**Aim of the task:**
Write out all of the entries exactly, please.

* BEGIN Available records *

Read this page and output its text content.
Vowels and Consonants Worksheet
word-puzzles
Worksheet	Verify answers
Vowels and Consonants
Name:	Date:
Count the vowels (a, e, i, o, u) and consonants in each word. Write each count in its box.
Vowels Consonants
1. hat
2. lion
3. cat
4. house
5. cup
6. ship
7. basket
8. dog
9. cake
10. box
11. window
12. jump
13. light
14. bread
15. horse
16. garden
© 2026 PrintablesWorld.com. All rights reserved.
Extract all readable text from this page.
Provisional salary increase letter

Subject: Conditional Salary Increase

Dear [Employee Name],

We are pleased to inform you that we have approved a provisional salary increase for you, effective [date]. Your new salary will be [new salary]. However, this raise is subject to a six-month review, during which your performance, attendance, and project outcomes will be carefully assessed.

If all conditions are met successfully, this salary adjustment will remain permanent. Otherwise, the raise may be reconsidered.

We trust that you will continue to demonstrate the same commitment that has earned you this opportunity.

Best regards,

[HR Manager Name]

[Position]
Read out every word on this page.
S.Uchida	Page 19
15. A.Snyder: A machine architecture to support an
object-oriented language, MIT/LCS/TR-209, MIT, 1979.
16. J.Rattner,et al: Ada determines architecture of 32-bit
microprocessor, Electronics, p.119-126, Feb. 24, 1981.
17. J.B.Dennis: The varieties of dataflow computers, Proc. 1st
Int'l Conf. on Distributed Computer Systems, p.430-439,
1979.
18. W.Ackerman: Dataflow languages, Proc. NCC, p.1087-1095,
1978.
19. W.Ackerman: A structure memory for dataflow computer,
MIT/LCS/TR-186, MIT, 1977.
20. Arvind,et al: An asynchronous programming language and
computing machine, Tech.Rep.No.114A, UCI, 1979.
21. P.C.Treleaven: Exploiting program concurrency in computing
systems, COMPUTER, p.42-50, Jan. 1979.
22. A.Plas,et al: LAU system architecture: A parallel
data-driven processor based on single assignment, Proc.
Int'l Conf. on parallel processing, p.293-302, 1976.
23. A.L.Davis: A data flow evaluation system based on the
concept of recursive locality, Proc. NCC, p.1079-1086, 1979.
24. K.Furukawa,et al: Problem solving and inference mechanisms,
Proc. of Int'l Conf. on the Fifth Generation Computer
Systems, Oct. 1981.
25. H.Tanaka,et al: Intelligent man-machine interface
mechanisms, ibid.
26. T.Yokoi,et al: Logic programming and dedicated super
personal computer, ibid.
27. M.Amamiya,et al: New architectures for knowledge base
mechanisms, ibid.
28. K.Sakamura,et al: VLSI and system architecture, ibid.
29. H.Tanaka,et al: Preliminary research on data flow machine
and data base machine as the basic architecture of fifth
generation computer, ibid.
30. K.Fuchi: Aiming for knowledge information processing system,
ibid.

* END Available records *

**Complete output:**
Read this page and output its text content.
Vowels and Consonants Worksheet
word-puzzles
Worksheet	Verify answers
Vowels and Consonants
Name:	Date:
Count the vowels (a, e, i, o, u) and consonants in each word. Write each count in its box.
Vowels Consonants
1. hat
2. lion
3. cat
4. house
5. cup
6. ship
7. basket
8. dog
9. cake
10. box
11. window
12. jump
13. light
14. bread
15. horse
16. garden
© 2026 PrintablesWorld.com. All rights reserved.
Extract all readable text from this page.
Provisional salary increase letter

Subject: Conditional Salary Increase

Dear [Employee Name],

We are pleased to inform you that we have approved a provisional salary increase for you, effective [date]. Your new salary will be [new salary]. However, this raise is subject to a six-month review, during which your performance, attendance, and project outcomes will be carefully assessed.

If all conditions are met successfully, this salary adjustment will remain permanent. Otherwise, the raise may be reconsidered.

We trust that you will continue to demonstrate the same commitment that has earned you this opportunity.

Best regards,

[HR Manager Name]

[Position]
Read out every word on this page.
S.Uchida	Page 19
15. A.Snyder: A machine architecture to support an
object-oriented language, MIT/LCS/TR-209, MIT, 1979.
16. J.Rattner,et al: Ada determines architecture of 32-bit
microprocessor, Electronics, p.119-126, Feb. 24, 1981.
17. J.B.Dennis: The varieties of dataflow computers, Proc. 1st
Int'l Conf. on Distributed Computer Systems, p.430-439,
1979.
18. W.Ackerman: Dataflow languages, Proc. NCC, p.1087-1095,
1978.
19. W.Ackerman: A structure memory for dataflow computer,
MIT/LCS/TR-186, MIT, 1977.
20. Arvind,et al: An asynchronous programming language and
computing machine, Tech.Rep.No.114A, UCI, 1979.
21. P.C.Treleaven: Exploiting program concurrency in computing
systems, COMPUTER, p.42-50, Jan. 1979.
22. A.Plas,et al: LAU system architecture: A parallel
data-driven processor based on single assignment, Proc.
Int'l Conf. on parallel processing, p.293-302, 1976.
23. A.L.Davis: A data flow evaluation system based on the
concept of recursive locality, Proc. NCC, p.1079-1086, 1979.
24. K.Furukawa,et al: Problem solving and inference mechanisms,
Proc. of Int'l Conf. on the Fifth Generation Computer
Systems, Oct. 1981.
25. H.Tanaka,et al: Intelligent man-machine interface
mechanisms, ibid.
26. T.Yokoi,et al: Logic programming and dedicated super
personal computer, ibid.
27. M.Amamiya,et al: New architectures for knowledge base
mechanisms, ibid.
28. K.Sakamura,et al: VLSI and system architecture, ibid.
29. H.Tanaka,et al: Preliminary research on data flow machine
and data base machine as the basic architecture of fifth
generation computer, ibid.
30. K.Fuchi: Aiming for knowledge information processing system,
ibid.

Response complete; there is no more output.